Stored data
################

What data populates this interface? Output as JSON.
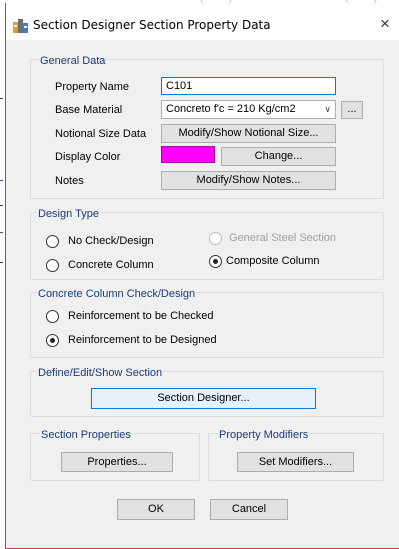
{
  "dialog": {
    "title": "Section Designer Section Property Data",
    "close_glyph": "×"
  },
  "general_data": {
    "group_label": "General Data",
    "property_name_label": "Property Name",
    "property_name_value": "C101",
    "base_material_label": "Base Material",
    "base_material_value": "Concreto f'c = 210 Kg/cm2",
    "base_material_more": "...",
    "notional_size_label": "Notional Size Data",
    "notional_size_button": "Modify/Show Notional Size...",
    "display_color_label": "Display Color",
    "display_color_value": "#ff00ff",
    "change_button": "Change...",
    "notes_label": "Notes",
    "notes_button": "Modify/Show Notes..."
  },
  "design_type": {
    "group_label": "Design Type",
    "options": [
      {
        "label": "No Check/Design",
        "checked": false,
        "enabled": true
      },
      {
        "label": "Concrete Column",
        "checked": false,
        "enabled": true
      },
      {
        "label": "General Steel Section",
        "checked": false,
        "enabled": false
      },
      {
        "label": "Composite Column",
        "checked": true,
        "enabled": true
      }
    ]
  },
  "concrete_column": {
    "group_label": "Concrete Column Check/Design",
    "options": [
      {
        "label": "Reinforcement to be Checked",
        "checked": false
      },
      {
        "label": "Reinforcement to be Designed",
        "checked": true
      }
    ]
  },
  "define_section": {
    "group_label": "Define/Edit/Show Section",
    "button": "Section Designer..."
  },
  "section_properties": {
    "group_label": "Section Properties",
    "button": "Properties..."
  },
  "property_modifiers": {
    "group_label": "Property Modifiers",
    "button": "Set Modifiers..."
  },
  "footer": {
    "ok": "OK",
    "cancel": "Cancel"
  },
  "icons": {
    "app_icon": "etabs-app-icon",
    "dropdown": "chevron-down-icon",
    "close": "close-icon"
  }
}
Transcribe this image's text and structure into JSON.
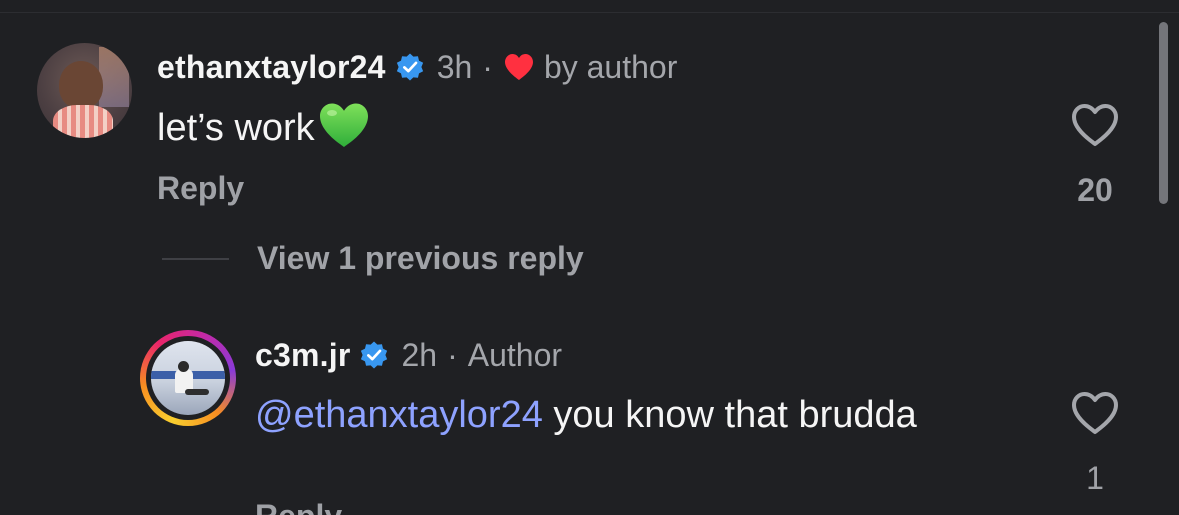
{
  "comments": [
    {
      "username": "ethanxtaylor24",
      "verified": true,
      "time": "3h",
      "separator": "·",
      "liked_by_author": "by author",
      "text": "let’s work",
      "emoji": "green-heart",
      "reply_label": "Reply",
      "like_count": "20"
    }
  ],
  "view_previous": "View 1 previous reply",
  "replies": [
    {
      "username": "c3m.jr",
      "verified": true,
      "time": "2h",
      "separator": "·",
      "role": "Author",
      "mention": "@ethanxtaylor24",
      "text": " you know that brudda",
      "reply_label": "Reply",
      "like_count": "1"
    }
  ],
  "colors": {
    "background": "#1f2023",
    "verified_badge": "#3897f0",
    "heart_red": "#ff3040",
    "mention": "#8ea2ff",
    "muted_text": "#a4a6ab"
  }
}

################

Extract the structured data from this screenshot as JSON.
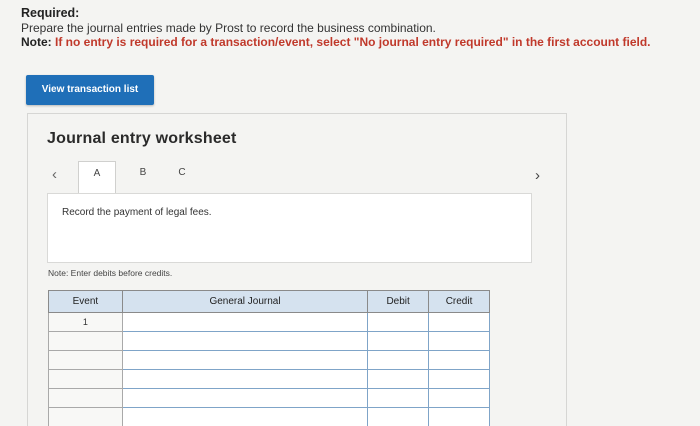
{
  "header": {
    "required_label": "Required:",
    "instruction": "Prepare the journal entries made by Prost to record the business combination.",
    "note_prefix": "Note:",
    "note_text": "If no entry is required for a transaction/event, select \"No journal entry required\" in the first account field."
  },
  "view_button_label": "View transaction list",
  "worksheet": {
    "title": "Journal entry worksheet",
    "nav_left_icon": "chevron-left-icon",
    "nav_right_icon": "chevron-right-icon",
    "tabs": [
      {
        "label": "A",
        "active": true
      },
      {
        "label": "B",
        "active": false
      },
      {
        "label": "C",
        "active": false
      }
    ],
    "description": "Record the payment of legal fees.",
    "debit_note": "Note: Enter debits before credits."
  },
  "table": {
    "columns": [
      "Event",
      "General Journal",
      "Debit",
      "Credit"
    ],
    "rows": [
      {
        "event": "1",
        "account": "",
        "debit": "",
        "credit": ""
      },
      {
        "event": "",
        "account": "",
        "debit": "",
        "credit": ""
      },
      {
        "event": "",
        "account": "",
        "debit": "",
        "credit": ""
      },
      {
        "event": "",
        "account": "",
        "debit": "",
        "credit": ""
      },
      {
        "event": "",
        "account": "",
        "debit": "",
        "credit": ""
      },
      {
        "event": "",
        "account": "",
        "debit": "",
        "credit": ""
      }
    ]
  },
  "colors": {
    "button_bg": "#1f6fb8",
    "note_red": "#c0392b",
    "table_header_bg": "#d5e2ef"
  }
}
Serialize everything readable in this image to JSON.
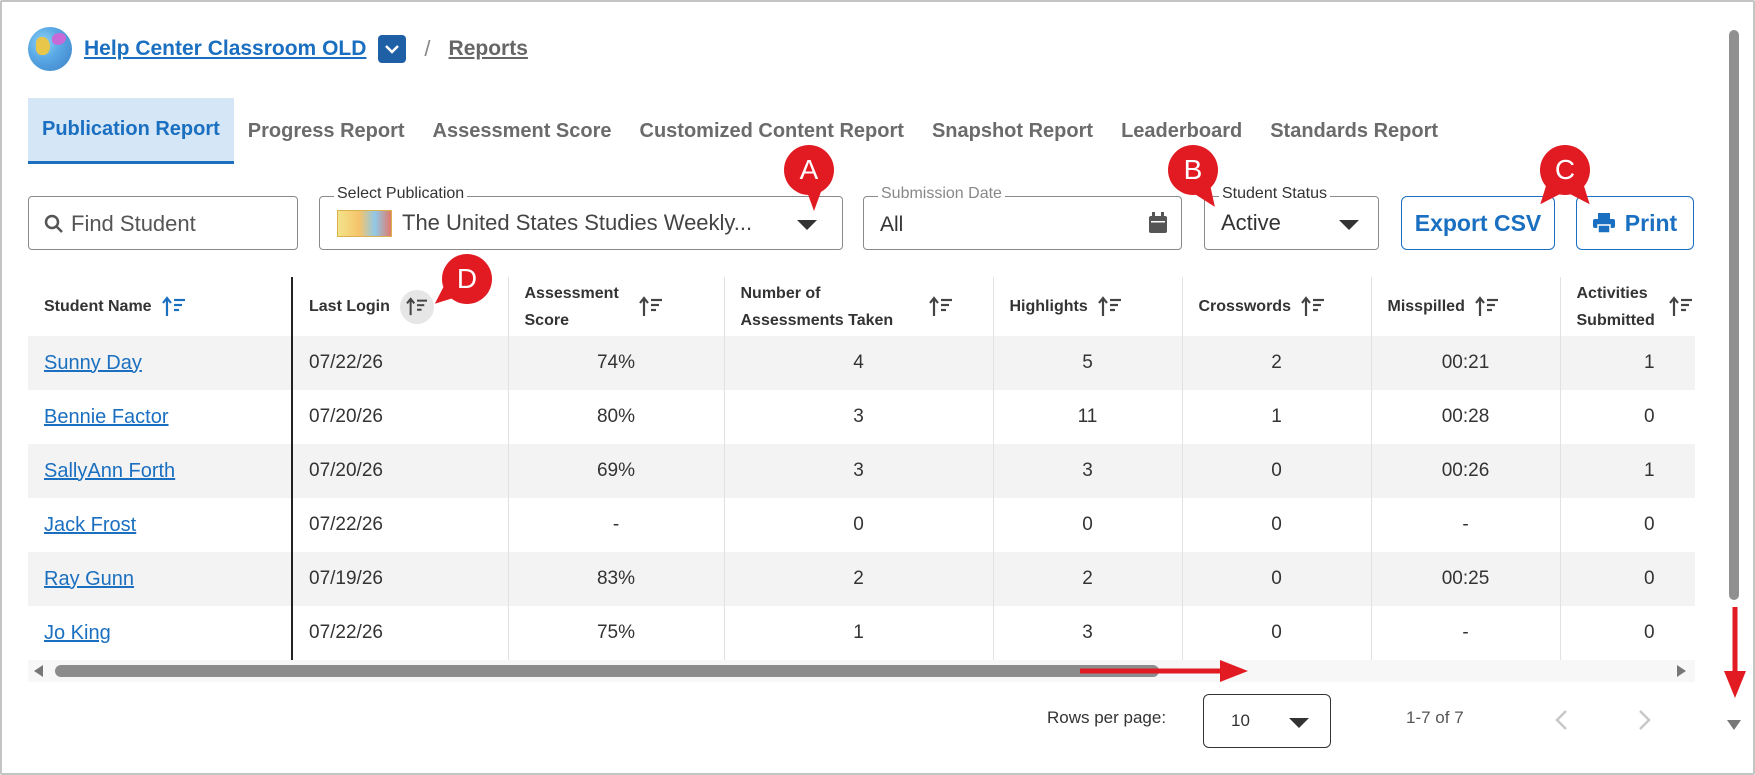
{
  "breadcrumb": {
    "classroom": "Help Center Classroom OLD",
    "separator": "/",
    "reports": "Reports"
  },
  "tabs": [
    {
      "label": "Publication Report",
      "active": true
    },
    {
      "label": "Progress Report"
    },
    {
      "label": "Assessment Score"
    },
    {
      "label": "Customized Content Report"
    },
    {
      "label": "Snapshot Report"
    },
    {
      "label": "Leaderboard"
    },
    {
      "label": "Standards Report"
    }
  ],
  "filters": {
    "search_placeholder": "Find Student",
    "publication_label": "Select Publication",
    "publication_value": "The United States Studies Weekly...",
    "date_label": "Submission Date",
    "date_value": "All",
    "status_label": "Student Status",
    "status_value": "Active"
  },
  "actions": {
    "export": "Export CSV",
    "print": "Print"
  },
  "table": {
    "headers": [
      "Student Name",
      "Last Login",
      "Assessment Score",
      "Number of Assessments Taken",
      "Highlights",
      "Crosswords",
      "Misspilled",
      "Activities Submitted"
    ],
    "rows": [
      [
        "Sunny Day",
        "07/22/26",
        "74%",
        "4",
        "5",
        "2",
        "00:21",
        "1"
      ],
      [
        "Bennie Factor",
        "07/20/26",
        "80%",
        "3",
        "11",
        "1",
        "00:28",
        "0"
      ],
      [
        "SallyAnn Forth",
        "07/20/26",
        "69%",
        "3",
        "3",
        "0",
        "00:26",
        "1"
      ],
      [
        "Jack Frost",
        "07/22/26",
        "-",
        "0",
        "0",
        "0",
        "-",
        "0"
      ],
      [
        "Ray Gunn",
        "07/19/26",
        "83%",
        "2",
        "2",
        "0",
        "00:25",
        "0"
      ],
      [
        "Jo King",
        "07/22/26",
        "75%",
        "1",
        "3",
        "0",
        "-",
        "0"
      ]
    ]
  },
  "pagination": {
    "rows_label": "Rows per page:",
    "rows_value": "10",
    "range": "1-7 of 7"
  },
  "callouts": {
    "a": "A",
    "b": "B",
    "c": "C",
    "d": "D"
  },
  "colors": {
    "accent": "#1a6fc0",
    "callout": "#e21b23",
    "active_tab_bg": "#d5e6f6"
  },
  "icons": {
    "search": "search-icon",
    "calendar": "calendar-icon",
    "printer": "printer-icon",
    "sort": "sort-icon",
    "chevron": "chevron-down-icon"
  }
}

################

Search the entries for the string "Score" and collect each line that has it.

■ **Answer to this exercise**:
      "label": "Assessment Score"
      "Assessment Score",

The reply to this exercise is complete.